Records that describe figures:

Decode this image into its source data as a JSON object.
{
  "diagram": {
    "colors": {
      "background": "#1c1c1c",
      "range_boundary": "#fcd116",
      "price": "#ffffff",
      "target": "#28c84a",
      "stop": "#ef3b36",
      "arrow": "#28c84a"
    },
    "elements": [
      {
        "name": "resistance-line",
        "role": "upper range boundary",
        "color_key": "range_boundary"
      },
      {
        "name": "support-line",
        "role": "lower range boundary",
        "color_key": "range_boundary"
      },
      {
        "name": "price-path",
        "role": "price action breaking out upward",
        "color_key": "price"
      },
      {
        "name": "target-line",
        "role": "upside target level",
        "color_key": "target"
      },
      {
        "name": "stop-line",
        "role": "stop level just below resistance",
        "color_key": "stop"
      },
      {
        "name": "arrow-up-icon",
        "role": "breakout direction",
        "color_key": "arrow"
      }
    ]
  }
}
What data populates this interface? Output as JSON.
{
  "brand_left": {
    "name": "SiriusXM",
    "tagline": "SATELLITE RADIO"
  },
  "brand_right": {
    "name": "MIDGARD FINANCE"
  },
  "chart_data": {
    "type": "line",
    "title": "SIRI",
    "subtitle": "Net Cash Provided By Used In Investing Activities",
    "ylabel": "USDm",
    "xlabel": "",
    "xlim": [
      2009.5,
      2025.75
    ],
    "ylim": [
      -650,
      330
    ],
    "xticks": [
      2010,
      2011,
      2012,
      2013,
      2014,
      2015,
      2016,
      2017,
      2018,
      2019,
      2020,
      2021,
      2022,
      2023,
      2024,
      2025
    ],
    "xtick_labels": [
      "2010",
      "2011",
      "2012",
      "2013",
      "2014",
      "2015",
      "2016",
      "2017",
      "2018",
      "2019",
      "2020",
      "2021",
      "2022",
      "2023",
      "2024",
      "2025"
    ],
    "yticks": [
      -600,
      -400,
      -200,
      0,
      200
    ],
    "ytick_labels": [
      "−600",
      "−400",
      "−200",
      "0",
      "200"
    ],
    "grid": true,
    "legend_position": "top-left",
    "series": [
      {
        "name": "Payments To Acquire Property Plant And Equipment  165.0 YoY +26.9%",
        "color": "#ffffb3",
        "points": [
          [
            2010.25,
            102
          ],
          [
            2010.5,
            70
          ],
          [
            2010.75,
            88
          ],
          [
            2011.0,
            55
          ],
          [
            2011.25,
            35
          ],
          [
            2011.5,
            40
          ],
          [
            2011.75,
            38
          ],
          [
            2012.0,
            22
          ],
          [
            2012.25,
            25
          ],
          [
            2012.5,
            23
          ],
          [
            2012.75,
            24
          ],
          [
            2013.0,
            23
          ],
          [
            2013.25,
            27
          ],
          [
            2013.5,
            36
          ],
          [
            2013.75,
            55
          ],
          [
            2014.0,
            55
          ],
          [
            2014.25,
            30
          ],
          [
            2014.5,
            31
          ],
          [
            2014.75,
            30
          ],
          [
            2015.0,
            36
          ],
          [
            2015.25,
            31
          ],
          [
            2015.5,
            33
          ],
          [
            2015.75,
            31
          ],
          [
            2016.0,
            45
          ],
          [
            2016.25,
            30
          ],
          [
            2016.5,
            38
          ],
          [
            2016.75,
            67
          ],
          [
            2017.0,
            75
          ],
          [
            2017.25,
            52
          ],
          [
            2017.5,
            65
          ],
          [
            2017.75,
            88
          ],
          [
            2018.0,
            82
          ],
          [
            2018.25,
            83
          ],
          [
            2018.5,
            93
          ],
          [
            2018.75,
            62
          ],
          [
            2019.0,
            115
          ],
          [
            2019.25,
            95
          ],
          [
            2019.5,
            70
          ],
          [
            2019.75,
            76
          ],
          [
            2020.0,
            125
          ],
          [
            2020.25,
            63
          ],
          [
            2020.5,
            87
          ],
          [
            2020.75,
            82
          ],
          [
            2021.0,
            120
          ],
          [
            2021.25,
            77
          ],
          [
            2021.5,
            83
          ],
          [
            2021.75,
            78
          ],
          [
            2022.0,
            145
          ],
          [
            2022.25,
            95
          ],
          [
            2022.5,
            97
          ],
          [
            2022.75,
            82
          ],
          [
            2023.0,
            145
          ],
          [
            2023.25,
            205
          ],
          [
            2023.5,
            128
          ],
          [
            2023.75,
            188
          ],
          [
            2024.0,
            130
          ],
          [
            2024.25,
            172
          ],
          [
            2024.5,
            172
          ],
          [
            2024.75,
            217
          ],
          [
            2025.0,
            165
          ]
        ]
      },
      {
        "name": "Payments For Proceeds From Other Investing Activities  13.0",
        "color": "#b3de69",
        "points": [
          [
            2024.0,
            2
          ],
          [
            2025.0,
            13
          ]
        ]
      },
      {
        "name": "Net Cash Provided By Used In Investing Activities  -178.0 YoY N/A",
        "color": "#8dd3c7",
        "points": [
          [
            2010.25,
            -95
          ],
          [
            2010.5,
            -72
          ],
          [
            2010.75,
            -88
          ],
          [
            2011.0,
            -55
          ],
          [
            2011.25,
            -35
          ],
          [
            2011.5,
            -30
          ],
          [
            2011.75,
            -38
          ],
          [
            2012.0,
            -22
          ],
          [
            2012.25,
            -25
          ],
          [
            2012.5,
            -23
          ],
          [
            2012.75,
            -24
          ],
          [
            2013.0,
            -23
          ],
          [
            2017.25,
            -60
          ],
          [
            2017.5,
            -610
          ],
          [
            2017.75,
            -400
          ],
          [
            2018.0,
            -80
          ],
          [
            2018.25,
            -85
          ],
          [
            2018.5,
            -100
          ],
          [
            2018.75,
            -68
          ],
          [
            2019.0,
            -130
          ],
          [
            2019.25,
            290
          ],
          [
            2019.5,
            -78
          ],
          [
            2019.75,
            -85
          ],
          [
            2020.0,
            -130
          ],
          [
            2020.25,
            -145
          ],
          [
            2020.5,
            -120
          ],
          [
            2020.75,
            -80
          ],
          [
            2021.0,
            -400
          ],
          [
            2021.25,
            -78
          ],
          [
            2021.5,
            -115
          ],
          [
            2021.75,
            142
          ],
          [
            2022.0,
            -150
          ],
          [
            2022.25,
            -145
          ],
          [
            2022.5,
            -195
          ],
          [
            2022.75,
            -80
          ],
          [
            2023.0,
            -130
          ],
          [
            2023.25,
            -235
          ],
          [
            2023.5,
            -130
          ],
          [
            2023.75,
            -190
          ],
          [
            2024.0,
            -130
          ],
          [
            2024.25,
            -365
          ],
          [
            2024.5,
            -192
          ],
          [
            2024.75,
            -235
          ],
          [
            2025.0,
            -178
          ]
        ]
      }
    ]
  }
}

Challenge =
Reproduce the listing above verbatim, from first line to last.

Written solution =
Decode this image into its source data as a JSON object.
{
  "diagram": {
    "colors": {
      "background": "#1c1c1c",
      "range_boundary": "#fcd116",
      "price": "#ffffff",
      "target": "#28c84a",
      "stop": "#ef3b36",
      "arrow": "#28c84a"
    },
    "elements": [
      {
        "name": "resistance-line",
        "role": "upper range boundary",
        "color_key": "range_boundary"
      },
      {
        "name": "support-line",
        "role": "lower range boundary",
        "color_key": "range_boundary"
      },
      {
        "name": "price-path",
        "role": "price action breaking out upward",
        "color_key": "price"
      },
      {
        "name": "target-line",
        "role": "upside target level",
        "color_key": "target"
      },
      {
        "name": "stop-line",
        "role": "stop level just below resistance",
        "color_key": "stop"
      },
      {
        "name": "arrow-up-icon",
        "role": "breakout direction",
        "color_key": "arrow"
      }
    ]
  }
}
What data populates this interface? Output as JSON.
{
  "brand_left": {
    "name": "SiriusXM",
    "tagline": "SATELLITE RADIO"
  },
  "brand_right": {
    "name": "MIDGARD FINANCE"
  },
  "chart_data": {
    "type": "line",
    "title": "SIRI",
    "subtitle": "Net Cash Provided By Used In Investing Activities",
    "ylabel": "USDm",
    "xlabel": "",
    "xlim": [
      2009.5,
      2025.75
    ],
    "ylim": [
      -650,
      330
    ],
    "xticks": [
      2010,
      2011,
      2012,
      2013,
      2014,
      2015,
      2016,
      2017,
      2018,
      2019,
      2020,
      2021,
      2022,
      2023,
      2024,
      2025
    ],
    "xtick_labels": [
      "2010",
      "2011",
      "2012",
      "2013",
      "2014",
      "2015",
      "2016",
      "2017",
      "2018",
      "2019",
      "2020",
      "2021",
      "2022",
      "2023",
      "2024",
      "2025"
    ],
    "yticks": [
      -600,
      -400,
      -200,
      0,
      200
    ],
    "ytick_labels": [
      "−600",
      "−400",
      "−200",
      "0",
      "200"
    ],
    "grid": true,
    "legend_position": "top-left",
    "series": [
      {
        "name": "Payments To Acquire Property Plant And Equipment  165.0 YoY +26.9%",
        "color": "#ffffb3",
        "points": [
          [
            2010.25,
            102
          ],
          [
            2010.5,
            70
          ],
          [
            2010.75,
            88
          ],
          [
            2011.0,
            55
          ],
          [
            2011.25,
            35
          ],
          [
            2011.5,
            40
          ],
          [
            2011.75,
            38
          ],
          [
            2012.0,
            22
          ],
          [
            2012.25,
            25
          ],
          [
            2012.5,
            23
          ],
          [
            2012.75,
            24
          ],
          [
            2013.0,
            23
          ],
          [
            2013.25,
            27
          ],
          [
            2013.5,
            36
          ],
          [
            2013.75,
            55
          ],
          [
            2014.0,
            55
          ],
          [
            2014.25,
            30
          ],
          [
            2014.5,
            31
          ],
          [
            2014.75,
            30
          ],
          [
            2015.0,
            36
          ],
          [
            2015.25,
            31
          ],
          [
            2015.5,
            33
          ],
          [
            2015.75,
            31
          ],
          [
            2016.0,
            45
          ],
          [
            2016.25,
            30
          ],
          [
            2016.5,
            38
          ],
          [
            2016.75,
            67
          ],
          [
            2017.0,
            75
          ],
          [
            2017.25,
            52
          ],
          [
            2017.5,
            65
          ],
          [
            2017.75,
            88
          ],
          [
            2018.0,
            82
          ],
          [
            2018.25,
            83
          ],
          [
            2018.5,
            93
          ],
          [
            2018.75,
            62
          ],
          [
            2019.0,
            115
          ],
          [
            2019.25,
            95
          ],
          [
            2019.5,
            70
          ],
          [
            2019.75,
            76
          ],
          [
            2020.0,
            125
          ],
          [
            2020.25,
            63
          ],
          [
            2020.5,
            87
          ],
          [
            2020.75,
            82
          ],
          [
            2021.0,
            120
          ],
          [
            2021.25,
            77
          ],
          [
            2021.5,
            83
          ],
          [
            2021.75,
            78
          ],
          [
            2022.0,
            145
          ],
          [
            2022.25,
            95
          ],
          [
            2022.5,
            97
          ],
          [
            2022.75,
            82
          ],
          [
            2023.0,
            145
          ],
          [
            2023.25,
            205
          ],
          [
            2023.5,
            128
          ],
          [
            2023.75,
            188
          ],
          [
            2024.0,
            130
          ],
          [
            2024.25,
            172
          ],
          [
            2024.5,
            172
          ],
          [
            2024.75,
            217
          ],
          [
            2025.0,
            165
          ]
        ]
      },
      {
        "name": "Payments For Proceeds From Other Investing Activities  13.0",
        "color": "#b3de69",
        "points": [
          [
            2024.0,
            2
          ],
          [
            2025.0,
            13
          ]
        ]
      },
      {
        "name": "Net Cash Provided By Used In Investing Activities  -178.0 YoY N/A",
        "color": "#8dd3c7",
        "points": [
          [
            2010.25,
            -95
          ],
          [
            2010.5,
            -72
          ],
          [
            2010.75,
            -88
          ],
          [
            2011.0,
            -55
          ],
          [
            2011.25,
            -35
          ],
          [
            2011.5,
            -30
          ],
          [
            2011.75,
            -38
          ],
          [
            2012.0,
            -22
          ],
          [
            2012.25,
            -25
          ],
          [
            2012.5,
            -23
          ],
          [
            2012.75,
            -24
          ],
          [
            2013.0,
            -23
          ],
          [
            2017.25,
            -60
          ],
          [
            2017.5,
            -610
          ],
          [
            2017.75,
            -400
          ],
          [
            2018.0,
            -80
          ],
          [
            2018.25,
            -85
          ],
          [
            2018.5,
            -100
          ],
          [
            2018.75,
            -68
          ],
          [
            2019.0,
            -130
          ],
          [
            2019.25,
            290
          ],
          [
            2019.5,
            -78
          ],
          [
            2019.75,
            -85
          ],
          [
            2020.0,
            -130
          ],
          [
            2020.25,
            -145
          ],
          [
            2020.5,
            -120
          ],
          [
            2020.75,
            -80
          ],
          [
            2021.0,
            -400
          ],
          [
            2021.25,
            -78
          ],
          [
            2021.5,
            -115
          ],
          [
            2021.75,
            142
          ],
          [
            2022.0,
            -150
          ],
          [
            2022.25,
            -145
          ],
          [
            2022.5,
            -195
          ],
          [
            2022.75,
            -80
          ],
          [
            2023.0,
            -130
          ],
          [
            2023.25,
            -235
          ],
          [
            2023.5,
            -130
          ],
          [
            2023.75,
            -190
          ],
          [
            2024.0,
            -130
          ],
          [
            2024.25,
            -365
          ],
          [
            2024.5,
            -192
          ],
          [
            2024.75,
            -235
          ],
          [
            2025.0,
            -178
          ]
        ]
      }
    ]
  }
}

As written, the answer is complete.